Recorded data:
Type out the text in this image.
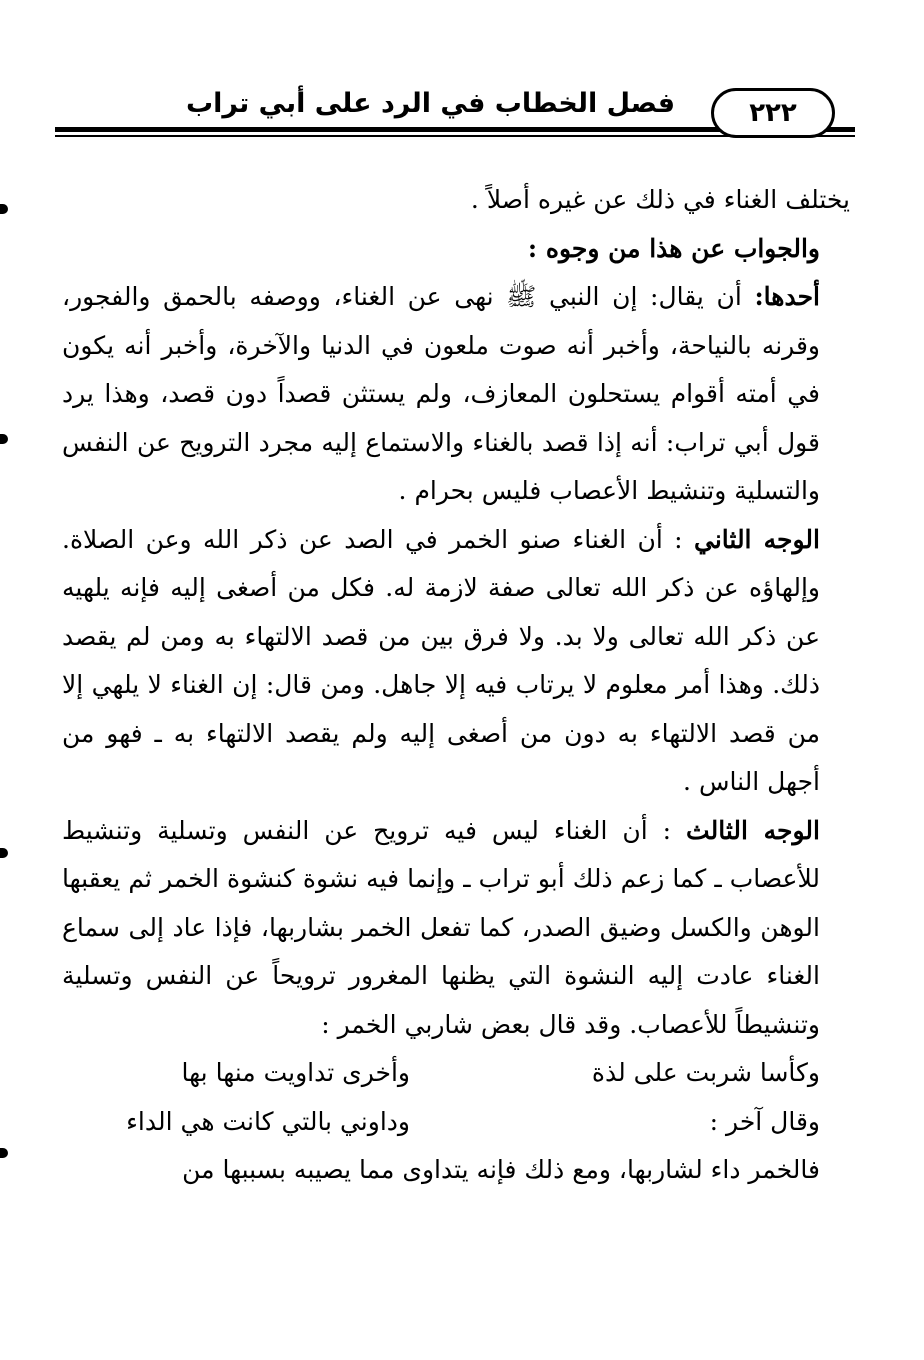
فصل الخطاب في الرد على أبي تراب	٢٢٢

يختلف الغناء في ذلك عن غيره أصلاً .

والجواب عن هذا من وجوه :

أحدها: أن يقال: إن النبي ﷺ نهى عن الغناء، ووصفه بالحمق والفجور، وقرنه بالنياحة، وأخبر أنه صوت ملعون في الدنيا والآخرة، وأخبر أنه يكون في أمته أقوام يستحلون المعازف، ولم يستثن قصداً دون قصد، وهذا يرد قول أبي تراب: أنه إذا قصد بالغناء والاستماع إليه مجرد الترويح عن النفس والتسلية وتنشيط الأعصاب فليس بحرام .

الوجه الثاني : أن الغناء صنو الخمر في الصد عن ذكر الله وعن الصلاة. وإلهاؤه عن ذكر الله تعالى صفة لازمة له. فكل من أصغى إليه فإنه يلهيه عن ذكر الله تعالى ولا بد. ولا فرق بين من قصد الالتهاء به ومن لم يقصد ذلك. وهذا أمر معلوم لا يرتاب فيه إلا جاهل. ومن قال: إن الغناء لا يلهي إلا من قصد الالتهاء به دون من أصغى إليه ولم يقصد الالتهاء به ـ فهو من أجهل الناس .

الوجه الثالث : أن الغناء ليس فيه ترويح عن النفس وتسلية وتنشيط للأعصاب ـ كما زعم ذلك أبو تراب ـ وإنما فيه نشوة كنشوة الخمر ثم يعقبها الوهن والكسل وضيق الصدر، كما تفعل الخمر بشاربها، فإذا عاد إلى سماع الغناء عادت إليه النشوة التي يظنها المغرور ترويحاً عن النفس وتسلية وتنشيطاً للأعصاب. وقد قال بعض شاربي الخمر :

وكأسا شربت على لذة
وأخرى تداويت منها بها
وقال آخر :
وداوني بالتي كانت هي الداء

فالخمر داء لشاربها، ومع ذلك فإنه يتداوى مما يصيبه بسببها من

WHAT YOU WILL DO: Repeat all the data as it stands, dropping any images it holds.

OUTPUT:
Type out the text in this image.
فصل الخطاب في الرد على أبي تراب	٢٢٢

يختلف الغناء في ذلك عن غيره أصلاً .

والجواب عن هذا من وجوه :

أحدها: أن يقال: إن النبي ﷺ نهى عن الغناء، ووصفه بالحمق والفجور، وقرنه بالنياحة، وأخبر أنه صوت ملعون في الدنيا والآخرة، وأخبر أنه يكون في أمته أقوام يستحلون المعازف، ولم يستثن قصداً دون قصد، وهذا يرد قول أبي تراب: أنه إذا قصد بالغناء والاستماع إليه مجرد الترويح عن النفس والتسلية وتنشيط الأعصاب فليس بحرام .

الوجه الثاني : أن الغناء صنو الخمر في الصد عن ذكر الله وعن الصلاة. وإلهاؤه عن ذكر الله تعالى صفة لازمة له. فكل من أصغى إليه فإنه يلهيه عن ذكر الله تعالى ولا بد. ولا فرق بين من قصد الالتهاء به ومن لم يقصد ذلك. وهذا أمر معلوم لا يرتاب فيه إلا جاهل. ومن قال: إن الغناء لا يلهي إلا من قصد الالتهاء به دون من أصغى إليه ولم يقصد الالتهاء به ـ فهو من أجهل الناس .

الوجه الثالث : أن الغناء ليس فيه ترويح عن النفس وتسلية وتنشيط للأعصاب ـ كما زعم ذلك أبو تراب ـ وإنما فيه نشوة كنشوة الخمر ثم يعقبها الوهن والكسل وضيق الصدر، كما تفعل الخمر بشاربها، فإذا عاد إلى سماع الغناء عادت إليه النشوة التي يظنها المغرور ترويحاً عن النفس وتسلية وتنشيطاً للأعصاب. وقد قال بعض شاربي الخمر :

وكأسا شربت على لذة
وأخرى تداويت منها بها
وقال آخر :
وداوني بالتي كانت هي الداء

فالخمر داء لشاربها، ومع ذلك فإنه يتداوى مما يصيبه بسببها من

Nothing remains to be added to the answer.